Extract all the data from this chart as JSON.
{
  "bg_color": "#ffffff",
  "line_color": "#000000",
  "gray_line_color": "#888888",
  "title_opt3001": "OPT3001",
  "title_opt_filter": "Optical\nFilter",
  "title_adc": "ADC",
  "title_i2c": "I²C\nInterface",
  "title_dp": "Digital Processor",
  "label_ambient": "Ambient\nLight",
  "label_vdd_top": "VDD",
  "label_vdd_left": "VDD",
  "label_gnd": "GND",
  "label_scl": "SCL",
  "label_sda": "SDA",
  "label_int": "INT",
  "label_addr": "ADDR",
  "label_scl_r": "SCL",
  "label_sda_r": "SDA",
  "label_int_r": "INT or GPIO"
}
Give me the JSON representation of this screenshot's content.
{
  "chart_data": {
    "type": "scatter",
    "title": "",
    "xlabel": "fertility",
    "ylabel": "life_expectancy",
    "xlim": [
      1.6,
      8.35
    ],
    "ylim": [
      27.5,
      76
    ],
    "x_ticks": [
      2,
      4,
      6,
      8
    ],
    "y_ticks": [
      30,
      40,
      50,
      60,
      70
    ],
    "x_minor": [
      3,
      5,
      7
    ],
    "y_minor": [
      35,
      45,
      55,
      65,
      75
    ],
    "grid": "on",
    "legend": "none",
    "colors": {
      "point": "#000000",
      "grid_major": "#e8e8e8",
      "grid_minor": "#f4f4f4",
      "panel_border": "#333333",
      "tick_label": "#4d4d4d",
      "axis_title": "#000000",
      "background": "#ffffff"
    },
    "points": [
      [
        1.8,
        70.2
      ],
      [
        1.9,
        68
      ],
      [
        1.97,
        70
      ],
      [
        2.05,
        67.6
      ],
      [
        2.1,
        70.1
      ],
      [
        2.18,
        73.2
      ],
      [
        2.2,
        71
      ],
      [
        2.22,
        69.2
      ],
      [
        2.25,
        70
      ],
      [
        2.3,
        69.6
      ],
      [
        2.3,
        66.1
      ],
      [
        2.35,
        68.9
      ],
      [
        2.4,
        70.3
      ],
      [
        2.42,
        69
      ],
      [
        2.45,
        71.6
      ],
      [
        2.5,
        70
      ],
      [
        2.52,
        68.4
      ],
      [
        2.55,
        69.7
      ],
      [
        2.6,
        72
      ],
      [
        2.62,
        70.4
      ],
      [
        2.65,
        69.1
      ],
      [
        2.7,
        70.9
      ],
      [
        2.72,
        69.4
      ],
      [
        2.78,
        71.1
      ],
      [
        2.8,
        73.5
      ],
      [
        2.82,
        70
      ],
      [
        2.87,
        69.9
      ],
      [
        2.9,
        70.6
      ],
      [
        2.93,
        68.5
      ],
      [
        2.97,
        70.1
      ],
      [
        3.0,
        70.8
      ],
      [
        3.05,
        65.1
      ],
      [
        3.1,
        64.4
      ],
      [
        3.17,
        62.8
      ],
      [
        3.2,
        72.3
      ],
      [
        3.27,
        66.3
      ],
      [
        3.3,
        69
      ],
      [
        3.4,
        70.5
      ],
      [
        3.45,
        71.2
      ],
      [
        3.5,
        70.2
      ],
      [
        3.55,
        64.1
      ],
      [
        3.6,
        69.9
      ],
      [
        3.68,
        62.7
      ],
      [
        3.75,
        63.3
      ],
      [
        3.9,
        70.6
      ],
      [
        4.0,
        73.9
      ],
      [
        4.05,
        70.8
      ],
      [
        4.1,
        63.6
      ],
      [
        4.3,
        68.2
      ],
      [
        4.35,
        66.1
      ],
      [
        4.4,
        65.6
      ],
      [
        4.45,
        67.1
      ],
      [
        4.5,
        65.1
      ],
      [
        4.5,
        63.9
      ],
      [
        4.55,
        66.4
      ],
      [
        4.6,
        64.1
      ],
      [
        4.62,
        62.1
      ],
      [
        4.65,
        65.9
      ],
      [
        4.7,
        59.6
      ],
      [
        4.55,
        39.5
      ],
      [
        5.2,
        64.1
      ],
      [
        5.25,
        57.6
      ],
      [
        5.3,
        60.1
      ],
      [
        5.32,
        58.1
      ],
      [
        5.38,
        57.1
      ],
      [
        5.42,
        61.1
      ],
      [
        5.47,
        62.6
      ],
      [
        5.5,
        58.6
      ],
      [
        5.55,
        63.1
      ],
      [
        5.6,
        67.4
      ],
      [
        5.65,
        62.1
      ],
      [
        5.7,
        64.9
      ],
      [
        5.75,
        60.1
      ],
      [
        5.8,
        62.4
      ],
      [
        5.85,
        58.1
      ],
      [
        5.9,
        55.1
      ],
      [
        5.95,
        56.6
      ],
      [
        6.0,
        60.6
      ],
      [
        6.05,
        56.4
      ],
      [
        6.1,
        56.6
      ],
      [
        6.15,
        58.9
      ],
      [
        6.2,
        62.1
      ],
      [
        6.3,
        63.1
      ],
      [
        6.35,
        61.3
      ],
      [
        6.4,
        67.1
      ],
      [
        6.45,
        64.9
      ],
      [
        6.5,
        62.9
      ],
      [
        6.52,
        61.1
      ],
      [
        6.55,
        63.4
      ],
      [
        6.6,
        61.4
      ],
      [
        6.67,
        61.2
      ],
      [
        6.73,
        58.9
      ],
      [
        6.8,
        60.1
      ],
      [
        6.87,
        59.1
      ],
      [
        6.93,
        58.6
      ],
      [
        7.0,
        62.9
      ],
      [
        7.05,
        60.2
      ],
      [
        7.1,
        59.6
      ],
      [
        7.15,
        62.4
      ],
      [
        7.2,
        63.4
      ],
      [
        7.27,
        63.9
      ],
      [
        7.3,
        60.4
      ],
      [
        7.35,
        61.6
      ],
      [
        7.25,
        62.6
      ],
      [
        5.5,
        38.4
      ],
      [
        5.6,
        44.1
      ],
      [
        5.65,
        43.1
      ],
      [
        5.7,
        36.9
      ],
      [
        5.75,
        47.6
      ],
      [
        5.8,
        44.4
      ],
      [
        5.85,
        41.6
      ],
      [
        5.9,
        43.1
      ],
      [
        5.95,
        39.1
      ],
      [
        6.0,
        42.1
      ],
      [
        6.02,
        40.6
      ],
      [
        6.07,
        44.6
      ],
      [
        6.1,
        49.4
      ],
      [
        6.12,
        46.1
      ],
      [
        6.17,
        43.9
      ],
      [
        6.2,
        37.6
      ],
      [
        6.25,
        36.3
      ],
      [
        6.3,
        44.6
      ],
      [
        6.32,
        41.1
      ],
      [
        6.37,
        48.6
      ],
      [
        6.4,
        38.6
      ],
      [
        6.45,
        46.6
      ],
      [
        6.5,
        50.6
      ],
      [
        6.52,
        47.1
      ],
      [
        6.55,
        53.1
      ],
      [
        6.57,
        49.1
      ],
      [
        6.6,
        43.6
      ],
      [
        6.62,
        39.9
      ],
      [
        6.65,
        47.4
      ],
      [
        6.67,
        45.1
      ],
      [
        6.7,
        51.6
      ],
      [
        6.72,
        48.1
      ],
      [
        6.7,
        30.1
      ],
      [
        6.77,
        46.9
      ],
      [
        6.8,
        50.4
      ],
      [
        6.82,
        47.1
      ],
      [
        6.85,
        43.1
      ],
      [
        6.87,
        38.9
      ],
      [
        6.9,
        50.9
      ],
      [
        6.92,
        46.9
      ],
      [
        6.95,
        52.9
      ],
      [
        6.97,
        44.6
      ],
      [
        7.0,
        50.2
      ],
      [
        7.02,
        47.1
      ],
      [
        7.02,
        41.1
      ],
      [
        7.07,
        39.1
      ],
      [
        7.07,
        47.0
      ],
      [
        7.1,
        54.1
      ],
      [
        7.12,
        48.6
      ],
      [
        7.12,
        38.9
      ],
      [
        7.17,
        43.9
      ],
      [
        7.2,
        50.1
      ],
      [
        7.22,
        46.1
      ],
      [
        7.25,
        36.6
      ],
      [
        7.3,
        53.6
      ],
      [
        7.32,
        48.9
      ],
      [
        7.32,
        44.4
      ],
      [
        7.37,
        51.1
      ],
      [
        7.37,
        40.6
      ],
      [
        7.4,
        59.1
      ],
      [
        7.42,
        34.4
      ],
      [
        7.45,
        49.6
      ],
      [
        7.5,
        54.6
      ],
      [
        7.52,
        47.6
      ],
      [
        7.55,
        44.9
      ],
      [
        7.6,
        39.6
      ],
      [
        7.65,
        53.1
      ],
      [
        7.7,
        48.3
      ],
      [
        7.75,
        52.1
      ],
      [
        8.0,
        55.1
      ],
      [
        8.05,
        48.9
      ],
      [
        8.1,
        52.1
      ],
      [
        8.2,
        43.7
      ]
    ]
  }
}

- **Exercise requirements**:
In the listing above, find each line with the word "JSON" and copy it.

- **Exercise response**:
Extract all the data from this chart as JSON.
Give me the JSON representation of this screenshot's content.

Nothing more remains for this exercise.